Task statement:
Arrange every line of the material below as a JSON list of strings, one string per line, leaving out any blank lines.

Material to process:
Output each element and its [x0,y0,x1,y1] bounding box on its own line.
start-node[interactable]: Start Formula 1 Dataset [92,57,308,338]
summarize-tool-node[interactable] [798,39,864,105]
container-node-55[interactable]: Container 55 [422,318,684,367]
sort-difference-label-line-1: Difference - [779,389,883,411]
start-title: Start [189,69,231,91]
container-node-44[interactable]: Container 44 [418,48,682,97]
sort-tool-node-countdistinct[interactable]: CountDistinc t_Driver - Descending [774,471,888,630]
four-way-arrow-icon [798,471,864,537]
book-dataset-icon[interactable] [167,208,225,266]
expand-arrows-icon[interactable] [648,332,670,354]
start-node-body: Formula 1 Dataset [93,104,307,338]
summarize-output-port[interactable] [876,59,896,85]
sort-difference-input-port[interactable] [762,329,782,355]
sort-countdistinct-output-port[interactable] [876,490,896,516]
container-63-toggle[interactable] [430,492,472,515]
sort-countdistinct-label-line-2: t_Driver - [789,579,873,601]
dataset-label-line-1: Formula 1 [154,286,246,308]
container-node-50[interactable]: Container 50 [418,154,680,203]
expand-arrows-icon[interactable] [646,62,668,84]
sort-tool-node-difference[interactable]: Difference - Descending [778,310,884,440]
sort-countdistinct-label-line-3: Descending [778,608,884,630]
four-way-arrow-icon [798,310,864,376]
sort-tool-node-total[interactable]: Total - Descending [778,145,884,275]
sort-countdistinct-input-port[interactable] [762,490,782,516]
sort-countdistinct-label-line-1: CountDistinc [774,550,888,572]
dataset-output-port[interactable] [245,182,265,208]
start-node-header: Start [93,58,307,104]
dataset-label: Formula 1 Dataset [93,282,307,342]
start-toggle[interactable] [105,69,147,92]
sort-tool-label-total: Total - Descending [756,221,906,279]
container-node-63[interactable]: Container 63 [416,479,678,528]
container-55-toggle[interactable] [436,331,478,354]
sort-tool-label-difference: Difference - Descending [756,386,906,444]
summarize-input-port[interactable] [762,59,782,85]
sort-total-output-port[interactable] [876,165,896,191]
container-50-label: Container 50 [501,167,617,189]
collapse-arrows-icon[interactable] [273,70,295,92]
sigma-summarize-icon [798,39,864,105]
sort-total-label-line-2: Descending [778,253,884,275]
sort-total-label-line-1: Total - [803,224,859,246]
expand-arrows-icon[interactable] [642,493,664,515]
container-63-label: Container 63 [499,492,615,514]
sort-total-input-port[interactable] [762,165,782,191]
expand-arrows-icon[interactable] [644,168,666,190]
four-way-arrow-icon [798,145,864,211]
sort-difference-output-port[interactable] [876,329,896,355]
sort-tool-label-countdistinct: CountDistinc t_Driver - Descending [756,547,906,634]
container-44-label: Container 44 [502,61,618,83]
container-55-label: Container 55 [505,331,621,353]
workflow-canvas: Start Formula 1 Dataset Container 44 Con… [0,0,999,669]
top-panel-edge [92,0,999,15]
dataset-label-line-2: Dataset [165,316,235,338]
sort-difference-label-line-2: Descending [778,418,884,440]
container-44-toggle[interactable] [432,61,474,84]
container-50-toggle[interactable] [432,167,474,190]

Exercise result:
[
  "Output each element and its [x0,y0,x1,y1] bounding box on its own line.",
  "start-node[interactable]: Start Formula 1 Dataset [92,57,308,338]",
  "summarize-tool-node[interactable] [798,39,864,105]",
  "container-node-55[interactable]: Container 55 [422,318,684,367]",
  "sort-difference-label-line-1: Difference - [779,389,883,411]",
  "start-title: Start [189,69,231,91]",
  "container-node-44[interactable]: Container 44 [418,48,682,97]",
  "sort-tool-node-countdistinct[interactable]: CountDistinc t_Driver - Descending [774,471,888,630]",
  "four-way-arrow-icon [798,471,864,537]",
  "book-dataset-icon[interactable] [167,208,225,266]",
  "expand-arrows-icon[interactable] [648,332,670,354]",
  "start-node-body: Formula 1 Dataset [93,104,307,338]",
  "summarize-output-port[interactable] [876,59,896,85]",
  "sort-difference-input-port[interactable] [762,329,782,355]",
  "sort-countdistinct-output-port[interactable] [876,490,896,516]",
  "container-63-toggle[interactable] [430,492,472,515]",
  "sort-countdistinct-label-line-2: t_Driver - [789,579,873,601]",
  "dataset-label-line-1: Formula 1 [154,286,246,308]",
  "container-node-50[interactable]: Container 50 [418,154,680,203]",
  "expand-arrows-icon[interactable] [646,62,668,84]",
  "sort-tool-node-difference[interactable]: Difference - Descending [778,310,884,440]",
  "sort-countdistinct-label-line-3: Descending [778,608,884,630]",
  "four-way-arrow-icon [798,310,864,376]",
  "sort-tool-node-total[interactable]: Total - Descending [778,145,884,275]",
  "sort-countdistinct-input-port[interactable] [762,490,782,516]",
  "sort-countdistinct-label-line-1: CountDistinc [774,550,888,572]",
  "dataset-output-port[interactable] [245,182,265,208]",
  "start-node-header: Start [93,58,307,104]",
  "dataset-label: Formula 1 Dataset [93,282,307,342]",
  "start-toggle[interactable] [105,69,147,92]",
  "sort-tool-label-total: Total - Descending [756,221,906,279]",
  "container-node-63[interactable]: Container 63 [416,479,678,528]",
  "container-55-toggle[interactable] [436,331,478,354]",
  "sort-tool-label-difference: Difference - Descending [756,386,906,444]",
  "summarize-input-port[interactable] [762,59,782,85]",
  "sort-total-output-port[interactable] [876,165,896,191]",
  "container-50-label: Container 50 [501,167,617,189]",
  "collapse-arrows-icon[interactable] [273,70,295,92]",
  "sigma-summarize-icon [798,39,864,105]",
  "sort-total-label-line-2: Descending [778,253,884,275]",
  "sort-total-label-line-1: Total - [803,224,859,246]",
  "expand-arrows-icon[interactable] [642,493,664,515]",
  "container-63-label: Container 63 [499,492,615,514]",
  "sort-total-input-port[interactable] [762,165,782,191]",
  "expand-arrows-icon[interactable] [644,168,666,190]",
  "four-way-arrow-icon [798,145,864,211]",
  "sort-difference-output-port[interactable] [876,329,896,355]",
  "sort-tool-label-countdistinct: CountDistinc t_Driver - Descending [756,547,906,634]",
  "container-44-label: Container 44 [502,61,618,83]",
  "container-55-label: Container 55 [505,331,621,353]",
  "workflow-canvas: Start Formula 1 Dataset Container 44 Con… [0,0,999,669]",
  "top-panel-edge [92,0,999,15]",
  "dataset-label-line-2: Dataset [165,316,235,338]",
  "sort-difference-label-line-2: Descending [778,418,884,440]",
  "container-44-toggle[interactable] [432,61,474,84]",
  "container-50-toggle[interactable] [432,167,474,190]"
]